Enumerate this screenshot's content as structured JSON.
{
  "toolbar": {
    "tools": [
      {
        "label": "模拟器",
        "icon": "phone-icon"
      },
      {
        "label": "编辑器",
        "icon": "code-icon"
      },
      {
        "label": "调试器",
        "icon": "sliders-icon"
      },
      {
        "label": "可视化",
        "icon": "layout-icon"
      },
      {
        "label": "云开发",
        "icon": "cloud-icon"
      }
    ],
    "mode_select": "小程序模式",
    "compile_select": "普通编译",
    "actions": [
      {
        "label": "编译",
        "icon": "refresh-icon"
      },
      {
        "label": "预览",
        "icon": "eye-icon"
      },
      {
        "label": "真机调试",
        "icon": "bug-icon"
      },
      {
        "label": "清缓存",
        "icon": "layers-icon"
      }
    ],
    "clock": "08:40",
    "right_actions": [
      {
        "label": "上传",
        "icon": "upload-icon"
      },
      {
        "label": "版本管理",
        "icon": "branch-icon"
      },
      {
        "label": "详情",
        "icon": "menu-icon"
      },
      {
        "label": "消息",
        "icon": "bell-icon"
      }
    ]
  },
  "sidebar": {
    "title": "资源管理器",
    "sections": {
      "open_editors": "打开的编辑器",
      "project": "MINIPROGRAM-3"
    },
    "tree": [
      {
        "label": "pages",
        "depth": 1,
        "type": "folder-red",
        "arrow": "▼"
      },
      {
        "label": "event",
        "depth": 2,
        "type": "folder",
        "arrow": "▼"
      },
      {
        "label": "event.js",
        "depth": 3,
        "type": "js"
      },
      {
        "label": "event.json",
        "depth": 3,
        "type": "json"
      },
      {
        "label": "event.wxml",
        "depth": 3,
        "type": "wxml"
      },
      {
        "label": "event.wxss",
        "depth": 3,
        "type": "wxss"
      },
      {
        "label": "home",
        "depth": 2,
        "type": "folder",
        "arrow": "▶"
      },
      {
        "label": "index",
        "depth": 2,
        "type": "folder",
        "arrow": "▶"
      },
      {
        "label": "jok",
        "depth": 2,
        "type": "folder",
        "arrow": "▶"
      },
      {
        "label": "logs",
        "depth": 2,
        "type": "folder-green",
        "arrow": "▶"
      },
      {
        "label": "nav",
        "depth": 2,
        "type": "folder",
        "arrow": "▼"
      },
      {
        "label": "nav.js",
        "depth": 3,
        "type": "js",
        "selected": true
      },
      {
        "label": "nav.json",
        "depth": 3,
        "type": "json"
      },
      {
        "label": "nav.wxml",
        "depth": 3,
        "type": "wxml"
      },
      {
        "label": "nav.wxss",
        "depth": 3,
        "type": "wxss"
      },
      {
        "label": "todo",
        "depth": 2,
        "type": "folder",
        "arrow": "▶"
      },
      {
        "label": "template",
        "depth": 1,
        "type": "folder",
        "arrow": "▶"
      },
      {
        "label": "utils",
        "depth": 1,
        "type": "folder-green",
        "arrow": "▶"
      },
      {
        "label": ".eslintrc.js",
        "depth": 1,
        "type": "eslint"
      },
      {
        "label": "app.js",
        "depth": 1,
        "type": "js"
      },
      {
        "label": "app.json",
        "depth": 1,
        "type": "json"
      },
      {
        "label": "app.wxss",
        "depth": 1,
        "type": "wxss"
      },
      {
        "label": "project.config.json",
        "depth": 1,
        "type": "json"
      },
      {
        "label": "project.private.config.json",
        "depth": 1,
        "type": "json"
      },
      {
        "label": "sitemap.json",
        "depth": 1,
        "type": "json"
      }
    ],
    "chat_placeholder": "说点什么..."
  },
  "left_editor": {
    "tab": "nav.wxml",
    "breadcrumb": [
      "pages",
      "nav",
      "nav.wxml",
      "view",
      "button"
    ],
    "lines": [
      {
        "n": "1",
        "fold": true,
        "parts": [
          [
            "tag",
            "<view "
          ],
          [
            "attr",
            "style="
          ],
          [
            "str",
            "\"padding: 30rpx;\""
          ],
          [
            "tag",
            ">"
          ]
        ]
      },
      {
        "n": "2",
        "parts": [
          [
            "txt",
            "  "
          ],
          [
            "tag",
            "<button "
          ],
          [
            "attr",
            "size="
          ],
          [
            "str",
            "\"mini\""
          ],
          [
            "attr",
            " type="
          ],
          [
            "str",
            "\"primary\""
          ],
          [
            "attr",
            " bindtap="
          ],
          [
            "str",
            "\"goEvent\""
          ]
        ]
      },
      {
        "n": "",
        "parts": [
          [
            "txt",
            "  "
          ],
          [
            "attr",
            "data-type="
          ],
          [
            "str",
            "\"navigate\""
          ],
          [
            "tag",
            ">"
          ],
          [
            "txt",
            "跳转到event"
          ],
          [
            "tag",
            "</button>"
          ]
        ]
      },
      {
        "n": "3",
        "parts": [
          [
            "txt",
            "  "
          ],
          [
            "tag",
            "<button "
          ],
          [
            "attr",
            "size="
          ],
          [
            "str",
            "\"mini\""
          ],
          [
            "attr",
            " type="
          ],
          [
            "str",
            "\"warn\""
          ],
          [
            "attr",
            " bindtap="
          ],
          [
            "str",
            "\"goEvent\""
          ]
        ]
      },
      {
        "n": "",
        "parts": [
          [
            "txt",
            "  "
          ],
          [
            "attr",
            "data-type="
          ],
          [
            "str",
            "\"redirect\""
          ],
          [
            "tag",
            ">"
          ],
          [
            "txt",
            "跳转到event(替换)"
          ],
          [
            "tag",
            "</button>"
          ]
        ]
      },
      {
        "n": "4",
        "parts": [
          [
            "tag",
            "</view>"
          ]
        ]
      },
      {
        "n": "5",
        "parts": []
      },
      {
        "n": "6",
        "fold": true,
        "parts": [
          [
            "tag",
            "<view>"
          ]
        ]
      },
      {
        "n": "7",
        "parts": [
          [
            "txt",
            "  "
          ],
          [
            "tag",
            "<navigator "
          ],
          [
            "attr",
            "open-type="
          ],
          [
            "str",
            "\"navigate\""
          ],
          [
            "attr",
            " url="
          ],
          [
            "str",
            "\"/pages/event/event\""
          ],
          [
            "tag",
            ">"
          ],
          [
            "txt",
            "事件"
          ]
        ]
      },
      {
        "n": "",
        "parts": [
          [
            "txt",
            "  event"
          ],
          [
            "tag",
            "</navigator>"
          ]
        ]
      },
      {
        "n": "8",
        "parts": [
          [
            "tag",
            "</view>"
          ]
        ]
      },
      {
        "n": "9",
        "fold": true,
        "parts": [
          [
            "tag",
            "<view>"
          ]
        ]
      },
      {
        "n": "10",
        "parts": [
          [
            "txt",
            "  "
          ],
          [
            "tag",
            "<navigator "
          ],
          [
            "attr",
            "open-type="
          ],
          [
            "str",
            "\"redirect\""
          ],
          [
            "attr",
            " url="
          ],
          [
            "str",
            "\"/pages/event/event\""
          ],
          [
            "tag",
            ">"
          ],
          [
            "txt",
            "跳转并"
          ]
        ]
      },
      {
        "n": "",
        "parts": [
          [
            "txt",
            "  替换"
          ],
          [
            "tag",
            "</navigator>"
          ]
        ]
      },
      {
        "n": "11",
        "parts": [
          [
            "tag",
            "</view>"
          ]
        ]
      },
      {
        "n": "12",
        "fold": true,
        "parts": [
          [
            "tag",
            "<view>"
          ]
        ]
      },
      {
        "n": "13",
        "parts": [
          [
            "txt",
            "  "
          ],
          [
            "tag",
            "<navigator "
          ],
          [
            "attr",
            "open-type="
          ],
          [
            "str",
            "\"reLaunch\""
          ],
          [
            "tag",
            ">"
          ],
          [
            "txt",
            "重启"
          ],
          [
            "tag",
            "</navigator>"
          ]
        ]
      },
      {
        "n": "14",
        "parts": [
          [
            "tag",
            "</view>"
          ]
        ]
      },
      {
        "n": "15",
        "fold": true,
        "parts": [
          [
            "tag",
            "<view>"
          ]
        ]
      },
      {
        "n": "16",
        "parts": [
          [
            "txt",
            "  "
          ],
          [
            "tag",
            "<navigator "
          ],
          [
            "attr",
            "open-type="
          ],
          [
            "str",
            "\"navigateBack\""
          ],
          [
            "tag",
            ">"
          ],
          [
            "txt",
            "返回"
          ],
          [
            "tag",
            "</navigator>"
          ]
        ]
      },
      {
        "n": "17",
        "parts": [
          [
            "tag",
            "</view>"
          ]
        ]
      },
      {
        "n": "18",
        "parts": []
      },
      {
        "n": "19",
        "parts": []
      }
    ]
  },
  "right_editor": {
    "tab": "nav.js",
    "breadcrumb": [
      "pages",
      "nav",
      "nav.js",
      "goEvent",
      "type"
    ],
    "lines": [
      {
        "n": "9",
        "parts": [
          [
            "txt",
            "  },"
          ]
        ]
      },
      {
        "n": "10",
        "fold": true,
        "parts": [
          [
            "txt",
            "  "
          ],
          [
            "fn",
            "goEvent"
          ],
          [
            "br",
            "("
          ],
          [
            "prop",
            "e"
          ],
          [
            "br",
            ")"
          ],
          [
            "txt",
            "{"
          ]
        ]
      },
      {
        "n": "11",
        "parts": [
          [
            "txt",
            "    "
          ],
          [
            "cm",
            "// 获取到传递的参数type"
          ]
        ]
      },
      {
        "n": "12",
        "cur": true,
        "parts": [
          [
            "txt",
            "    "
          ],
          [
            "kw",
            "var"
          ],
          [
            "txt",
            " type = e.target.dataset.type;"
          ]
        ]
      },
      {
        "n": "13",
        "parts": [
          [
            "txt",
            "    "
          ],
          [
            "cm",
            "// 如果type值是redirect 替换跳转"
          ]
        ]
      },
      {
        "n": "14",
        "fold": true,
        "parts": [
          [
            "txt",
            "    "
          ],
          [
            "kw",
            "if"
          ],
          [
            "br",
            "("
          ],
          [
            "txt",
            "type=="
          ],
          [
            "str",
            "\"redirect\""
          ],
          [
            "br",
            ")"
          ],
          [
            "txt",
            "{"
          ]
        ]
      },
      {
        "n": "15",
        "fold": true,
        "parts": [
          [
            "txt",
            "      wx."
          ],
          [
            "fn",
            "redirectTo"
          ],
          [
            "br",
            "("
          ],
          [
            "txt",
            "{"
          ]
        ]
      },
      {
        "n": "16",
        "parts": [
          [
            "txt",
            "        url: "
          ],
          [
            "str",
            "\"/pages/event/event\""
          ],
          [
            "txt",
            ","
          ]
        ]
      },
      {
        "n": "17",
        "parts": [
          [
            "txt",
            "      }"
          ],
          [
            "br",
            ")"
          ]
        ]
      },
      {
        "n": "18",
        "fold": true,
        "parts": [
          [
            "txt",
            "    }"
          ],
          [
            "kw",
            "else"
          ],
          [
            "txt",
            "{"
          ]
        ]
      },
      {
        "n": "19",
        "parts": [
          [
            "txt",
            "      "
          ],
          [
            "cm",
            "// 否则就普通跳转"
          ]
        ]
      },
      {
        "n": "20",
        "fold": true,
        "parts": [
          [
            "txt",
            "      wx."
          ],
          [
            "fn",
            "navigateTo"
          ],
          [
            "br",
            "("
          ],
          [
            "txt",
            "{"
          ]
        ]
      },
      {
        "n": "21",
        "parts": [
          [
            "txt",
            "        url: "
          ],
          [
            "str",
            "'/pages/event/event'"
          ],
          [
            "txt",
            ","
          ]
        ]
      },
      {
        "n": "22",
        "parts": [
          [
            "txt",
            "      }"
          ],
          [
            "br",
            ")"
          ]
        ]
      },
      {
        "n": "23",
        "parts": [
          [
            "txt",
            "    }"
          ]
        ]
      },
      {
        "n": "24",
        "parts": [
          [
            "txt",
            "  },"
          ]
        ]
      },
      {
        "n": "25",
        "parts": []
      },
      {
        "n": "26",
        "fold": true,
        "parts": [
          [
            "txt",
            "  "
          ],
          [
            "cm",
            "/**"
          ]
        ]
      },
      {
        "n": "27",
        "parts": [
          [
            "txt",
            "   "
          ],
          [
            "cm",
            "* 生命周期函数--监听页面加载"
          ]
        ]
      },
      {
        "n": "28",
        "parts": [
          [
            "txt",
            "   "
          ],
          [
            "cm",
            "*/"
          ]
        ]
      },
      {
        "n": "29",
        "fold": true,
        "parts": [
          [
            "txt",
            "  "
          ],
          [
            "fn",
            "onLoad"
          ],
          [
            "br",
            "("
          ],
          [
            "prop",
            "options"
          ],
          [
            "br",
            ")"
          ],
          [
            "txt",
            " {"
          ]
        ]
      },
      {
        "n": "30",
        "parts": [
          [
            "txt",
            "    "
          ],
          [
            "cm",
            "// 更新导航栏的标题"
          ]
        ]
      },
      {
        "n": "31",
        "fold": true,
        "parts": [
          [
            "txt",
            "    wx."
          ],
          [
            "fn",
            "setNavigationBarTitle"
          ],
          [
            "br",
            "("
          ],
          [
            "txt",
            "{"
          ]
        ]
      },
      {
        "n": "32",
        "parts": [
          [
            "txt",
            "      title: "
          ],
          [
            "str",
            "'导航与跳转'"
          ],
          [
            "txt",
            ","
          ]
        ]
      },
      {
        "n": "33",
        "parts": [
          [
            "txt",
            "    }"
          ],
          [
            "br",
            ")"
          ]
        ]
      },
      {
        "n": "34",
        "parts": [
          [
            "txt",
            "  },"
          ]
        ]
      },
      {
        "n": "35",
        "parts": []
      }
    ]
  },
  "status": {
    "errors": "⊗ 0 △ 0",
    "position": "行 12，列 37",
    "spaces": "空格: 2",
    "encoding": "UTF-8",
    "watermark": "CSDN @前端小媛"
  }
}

▸ **Work required**
Out of the material above, gather each line where "config" appears.

▸ **Expected answer**
        "label": "project.config.json",
        "label": "project.private.config.json",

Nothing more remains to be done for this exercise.